• **To be done**:
1. In the forum thread about a first custom computer build, transcribe the passage starting with "As I was weighing" and going on through "a beginner out.".
2. In the forum thread about a first custom computer build, what total price is given for the build, and how much of it is shipping?
3. The poster of the thread about a first custom computer build says there were some options he had no idea what to choose. List every one of those options.

• **Excerpted passage**:
☆ ☆ ☆ ☆
# New to custom computers - Build



## lilgigs918 (Jul 28, 2008)

So I am new to custom computers. I have tried to read the different posts around the forums, if a lot of my questions have been answered, can you point me in the direction of those posts?

I have had the same HP desktop for the past 6 years.

My budget is around $1000 dollars, I have looked at building my own but I don't know if I have the time to do it.

So I looked around at http://www.resellerratings.com/ and found that http://www.computerlx.com/ seems to have mostly positive reviews

9.73 6 month
9.48 lifetime

I came up with this build through computerlx.com


# Intel Core 2 Duo Processor E8400 3GHz 1333MHz 6MB LGA775 CPU
# INTEL STANDARD PROCESSOR COOLING FAN
# Asus P5B SE LGA775/ Core 2 Duo/ P965/ SATA2/ A&GbE/ ATX Motherboard
# OCZ OCZ2G8001GK 4GB (4X 1GB) Kit DDR2 PC2-6400 Gold GX XTC
# Western Digital WD2500KS 250GB SATA2 7200rpm 16MB Hard Drive
# SAMSUNG/LITEON 20X DVD-RW DUAL LAYER W/LIGHTSCRIBE (PROMO ITEM)
# nVidia GeForce 8800GT 512MB 2DVI/HDCP PCI-Express Video Card
# 6-CHANNEL DIGITAL SOUND ONBOARD
# ROSEWILL 10/100/1000 Mbps PCI Adapter
# BCC VOYAGER MID-TOWER ATX
# THERMALTAKE 600 WATT PUREPOWER ATX
# Microsoft Windows Vista Home Premium 64BIT (DVD & LICENSE INCLUDED)

Total=$984 which includes $25 dollars for shipping


There are some options I had no idea what to choose though:

THERMAL PASTE (STANDARD PASTE INCLUDED) - Should I choose a better paste?
PROFESSIONAL WIRING - I chose nothing
MEMORY HEAT SPREADORS - I chose nothing
HARD DRIVE COOLERS - I chose nothing
CASE COOLING FANS - I chose nothing but I am pretty sure I am supposed to have 1 or 2 fans.
CASE EXHAUST FANS - ADDITIONAL COOLING - I chose nothing


As I was weighing over the option of building my own computer I looked through newegg and found that the OS that I wanted was $330 which made it seem like the better option for me would be to go through the computerlx site. As of right now I am weighing heavily towards having a company build my custom computer. Could someone give me some advice on the options I chose and the options I had no idea about? Also if there is a better site to custom build your computer, could you let me know, ibuypower and cyberpower had really low ratings so I got scared off by them.

I thank you all in advance for helping a beginner out.

My name is Tim.


----------



## linderman (May 20, 2005)
☆ ☆ ☆ ☆
(Spatial annotation entries)
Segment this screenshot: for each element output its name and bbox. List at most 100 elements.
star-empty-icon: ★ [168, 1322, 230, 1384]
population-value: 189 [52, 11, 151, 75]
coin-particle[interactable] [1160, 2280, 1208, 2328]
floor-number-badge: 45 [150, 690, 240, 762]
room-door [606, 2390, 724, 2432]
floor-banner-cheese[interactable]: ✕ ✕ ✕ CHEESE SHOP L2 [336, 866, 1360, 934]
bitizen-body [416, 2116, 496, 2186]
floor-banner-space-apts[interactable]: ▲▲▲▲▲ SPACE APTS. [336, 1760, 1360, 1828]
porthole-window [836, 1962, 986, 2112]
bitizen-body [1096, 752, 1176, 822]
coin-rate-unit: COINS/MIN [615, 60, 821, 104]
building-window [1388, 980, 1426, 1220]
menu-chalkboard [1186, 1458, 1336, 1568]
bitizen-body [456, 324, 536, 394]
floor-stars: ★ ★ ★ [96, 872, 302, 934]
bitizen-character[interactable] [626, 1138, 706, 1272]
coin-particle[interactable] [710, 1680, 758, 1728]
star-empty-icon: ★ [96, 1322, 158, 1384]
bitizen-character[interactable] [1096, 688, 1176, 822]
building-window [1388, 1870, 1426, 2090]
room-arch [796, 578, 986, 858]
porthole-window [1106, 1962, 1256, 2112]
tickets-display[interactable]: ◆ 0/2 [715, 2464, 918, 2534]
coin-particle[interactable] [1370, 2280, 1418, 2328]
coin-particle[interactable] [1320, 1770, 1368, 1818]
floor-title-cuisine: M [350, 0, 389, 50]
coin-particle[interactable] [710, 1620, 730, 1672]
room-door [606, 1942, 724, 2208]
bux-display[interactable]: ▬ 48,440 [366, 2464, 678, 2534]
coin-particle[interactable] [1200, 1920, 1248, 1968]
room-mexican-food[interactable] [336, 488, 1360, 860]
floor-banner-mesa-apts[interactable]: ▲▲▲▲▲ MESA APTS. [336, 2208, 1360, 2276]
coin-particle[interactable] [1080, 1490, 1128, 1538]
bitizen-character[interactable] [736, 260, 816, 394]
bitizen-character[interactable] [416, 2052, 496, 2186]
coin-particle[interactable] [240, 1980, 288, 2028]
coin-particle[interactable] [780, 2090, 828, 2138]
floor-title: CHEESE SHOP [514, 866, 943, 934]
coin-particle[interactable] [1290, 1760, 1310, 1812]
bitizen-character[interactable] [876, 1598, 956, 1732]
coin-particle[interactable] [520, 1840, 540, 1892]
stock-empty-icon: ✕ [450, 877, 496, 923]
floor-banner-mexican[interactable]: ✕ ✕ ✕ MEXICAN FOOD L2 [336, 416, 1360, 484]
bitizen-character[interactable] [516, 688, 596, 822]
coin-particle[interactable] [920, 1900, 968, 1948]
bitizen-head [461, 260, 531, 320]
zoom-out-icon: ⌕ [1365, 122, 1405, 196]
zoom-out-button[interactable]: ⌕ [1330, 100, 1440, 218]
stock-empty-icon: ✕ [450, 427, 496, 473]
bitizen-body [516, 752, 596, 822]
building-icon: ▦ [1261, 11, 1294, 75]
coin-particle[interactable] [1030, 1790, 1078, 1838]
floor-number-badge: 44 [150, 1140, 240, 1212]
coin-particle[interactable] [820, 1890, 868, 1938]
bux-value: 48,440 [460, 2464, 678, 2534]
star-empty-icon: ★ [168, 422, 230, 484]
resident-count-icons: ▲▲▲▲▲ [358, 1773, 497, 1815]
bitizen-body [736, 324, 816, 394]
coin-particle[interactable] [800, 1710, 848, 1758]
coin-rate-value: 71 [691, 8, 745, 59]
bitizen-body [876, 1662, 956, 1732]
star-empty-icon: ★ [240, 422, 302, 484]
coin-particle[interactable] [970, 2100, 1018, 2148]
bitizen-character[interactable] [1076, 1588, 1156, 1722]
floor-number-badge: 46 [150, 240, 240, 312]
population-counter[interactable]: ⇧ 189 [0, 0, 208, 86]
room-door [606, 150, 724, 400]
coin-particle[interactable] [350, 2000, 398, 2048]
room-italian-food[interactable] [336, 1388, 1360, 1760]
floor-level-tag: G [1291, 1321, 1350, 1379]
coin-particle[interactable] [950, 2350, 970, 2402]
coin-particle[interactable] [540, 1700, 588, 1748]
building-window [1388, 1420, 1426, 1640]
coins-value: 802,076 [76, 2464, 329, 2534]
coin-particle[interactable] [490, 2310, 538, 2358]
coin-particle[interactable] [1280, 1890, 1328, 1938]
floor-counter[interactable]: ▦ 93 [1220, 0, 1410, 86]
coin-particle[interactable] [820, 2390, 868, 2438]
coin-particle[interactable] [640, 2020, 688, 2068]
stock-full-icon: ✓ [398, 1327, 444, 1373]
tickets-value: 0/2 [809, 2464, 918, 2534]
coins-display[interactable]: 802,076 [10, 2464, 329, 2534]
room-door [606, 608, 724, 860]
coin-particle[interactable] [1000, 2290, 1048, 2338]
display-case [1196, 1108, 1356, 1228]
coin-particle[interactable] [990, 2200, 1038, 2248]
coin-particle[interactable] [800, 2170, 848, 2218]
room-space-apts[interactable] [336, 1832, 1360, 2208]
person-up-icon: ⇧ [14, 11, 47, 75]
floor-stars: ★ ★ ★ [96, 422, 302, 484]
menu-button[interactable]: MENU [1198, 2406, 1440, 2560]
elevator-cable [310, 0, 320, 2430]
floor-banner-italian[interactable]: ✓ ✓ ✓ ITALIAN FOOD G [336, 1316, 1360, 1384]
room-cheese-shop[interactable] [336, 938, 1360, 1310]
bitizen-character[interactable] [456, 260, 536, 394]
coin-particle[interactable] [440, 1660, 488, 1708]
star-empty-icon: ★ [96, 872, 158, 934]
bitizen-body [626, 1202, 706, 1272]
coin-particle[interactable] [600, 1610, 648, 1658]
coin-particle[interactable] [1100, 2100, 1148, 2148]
☆ ☆ ☆ ☆
• **Answers for this exercise**:
1.
As I was weighing over the option of building my own computer I looked through newegg and found that the OS that I wanted was $330 which made it seem like the better option for me would be to go through the computerlx site. As of right now I am weighing heavily towards having a company build my custom computer. Could someone give me some advice on the options I chose and the options I had no idea about? Also if there is a better site to custom build your computer, could you let me know, ibuypower and cyberpower had really low ratings so I got scared off by them.

I thank you all in advance for helping a beginner out.

2. The total is $984, which includes $25 for shipping.

3.
- THERMAL PASTE (STANDARD PASTE INCLUDED)
- PROFESSIONAL WIRING
- MEMORY HEAT SPREADORS
- HARD DRIVE COOLERS
- CASE COOLING FANS
- CASE EXHAUST FANS - ADDITIONAL COOLING